> EXERCISE
Retype the following rows exactly as they appear.

> INPUT FOR THIS TASK
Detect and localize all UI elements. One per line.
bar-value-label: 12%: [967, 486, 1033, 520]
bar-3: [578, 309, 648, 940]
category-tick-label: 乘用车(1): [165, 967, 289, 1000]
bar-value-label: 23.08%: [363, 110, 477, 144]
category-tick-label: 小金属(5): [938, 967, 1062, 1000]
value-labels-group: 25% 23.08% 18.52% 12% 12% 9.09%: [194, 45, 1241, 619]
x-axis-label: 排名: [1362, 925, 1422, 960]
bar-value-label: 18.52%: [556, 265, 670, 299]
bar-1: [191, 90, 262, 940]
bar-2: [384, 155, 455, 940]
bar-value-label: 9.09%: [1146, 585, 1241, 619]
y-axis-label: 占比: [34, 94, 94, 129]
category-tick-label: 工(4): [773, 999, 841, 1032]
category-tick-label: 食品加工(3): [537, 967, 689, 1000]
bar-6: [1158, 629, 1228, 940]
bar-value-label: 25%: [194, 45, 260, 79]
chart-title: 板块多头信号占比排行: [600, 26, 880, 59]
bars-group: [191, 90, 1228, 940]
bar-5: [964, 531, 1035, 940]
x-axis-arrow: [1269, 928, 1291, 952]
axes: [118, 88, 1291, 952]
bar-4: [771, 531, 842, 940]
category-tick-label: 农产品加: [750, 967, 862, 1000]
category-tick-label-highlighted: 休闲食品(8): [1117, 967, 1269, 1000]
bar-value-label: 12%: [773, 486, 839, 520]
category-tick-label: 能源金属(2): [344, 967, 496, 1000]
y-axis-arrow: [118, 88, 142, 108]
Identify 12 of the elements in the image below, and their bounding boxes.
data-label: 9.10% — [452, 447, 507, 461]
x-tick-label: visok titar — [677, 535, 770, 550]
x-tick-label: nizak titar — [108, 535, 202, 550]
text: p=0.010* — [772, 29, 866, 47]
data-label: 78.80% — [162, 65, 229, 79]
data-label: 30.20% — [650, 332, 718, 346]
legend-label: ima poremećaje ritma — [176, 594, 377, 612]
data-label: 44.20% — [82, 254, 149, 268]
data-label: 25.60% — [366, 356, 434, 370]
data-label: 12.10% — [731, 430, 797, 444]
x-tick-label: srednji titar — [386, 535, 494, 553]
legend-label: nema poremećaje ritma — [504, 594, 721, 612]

> EXERCISE OUTPUT
Detect and localize all UI elements. One per line.
bar-value-label: 12%: [967, 486, 1033, 520]
bar-3: [578, 309, 648, 940]
category-tick-label: 乘用车(1): [165, 967, 289, 1000]
bar-value-label: 23.08%: [363, 110, 477, 144]
category-tick-label: 小金属(5): [938, 967, 1062, 1000]
value-labels-group: 25% 23.08% 18.52% 12% 12% 9.09%: [194, 45, 1241, 619]
x-axis-label: 排名: [1362, 925, 1422, 960]
bar-value-label: 18.52%: [556, 265, 670, 299]
bar-1: [191, 90, 262, 940]
bar-2: [384, 155, 455, 940]
bar-value-label: 9.09%: [1146, 585, 1241, 619]
y-axis-label: 占比: [34, 94, 94, 129]
category-tick-label: 工(4): [773, 999, 841, 1032]
category-tick-label: 食品加工(3): [537, 967, 689, 1000]
bar-6: [1158, 629, 1228, 940]
bar-value-label: 25%: [194, 45, 260, 79]
chart-title: 板块多头信号占比排行: [600, 26, 880, 59]
bars-group: [191, 90, 1228, 940]
bar-5: [964, 531, 1035, 940]
x-axis-arrow: [1269, 928, 1291, 952]
axes: [118, 88, 1291, 952]
bar-4: [771, 531, 842, 940]
category-tick-label: 农产品加: [750, 967, 862, 1000]
category-tick-label-highlighted: 休闲食品(8): [1117, 967, 1269, 1000]
bar-value-label: 12%: [773, 486, 839, 520]
category-tick-label: 能源金属(2): [344, 967, 496, 1000]
y-axis-arrow: [118, 88, 142, 108]
Identify 12 of the elements in the image below, and their bounding boxes.
data-label: 9.10% — [452, 447, 507, 461]
x-tick-label: visok titar — [677, 535, 770, 550]
x-tick-label: nizak titar — [108, 535, 202, 550]
text: p=0.010* — [772, 29, 866, 47]
data-label: 78.80% — [162, 65, 229, 79]
data-label: 30.20% — [650, 332, 718, 346]
legend-label: ima poremećaje ritma — [176, 594, 377, 612]
data-label: 44.20% — [82, 254, 149, 268]
data-label: 25.60% — [366, 356, 434, 370]
data-label: 12.10% — [731, 430, 797, 444]
x-tick-label: srednji titar — [386, 535, 494, 553]
legend-label: nema poremećaje ritma — [504, 594, 721, 612]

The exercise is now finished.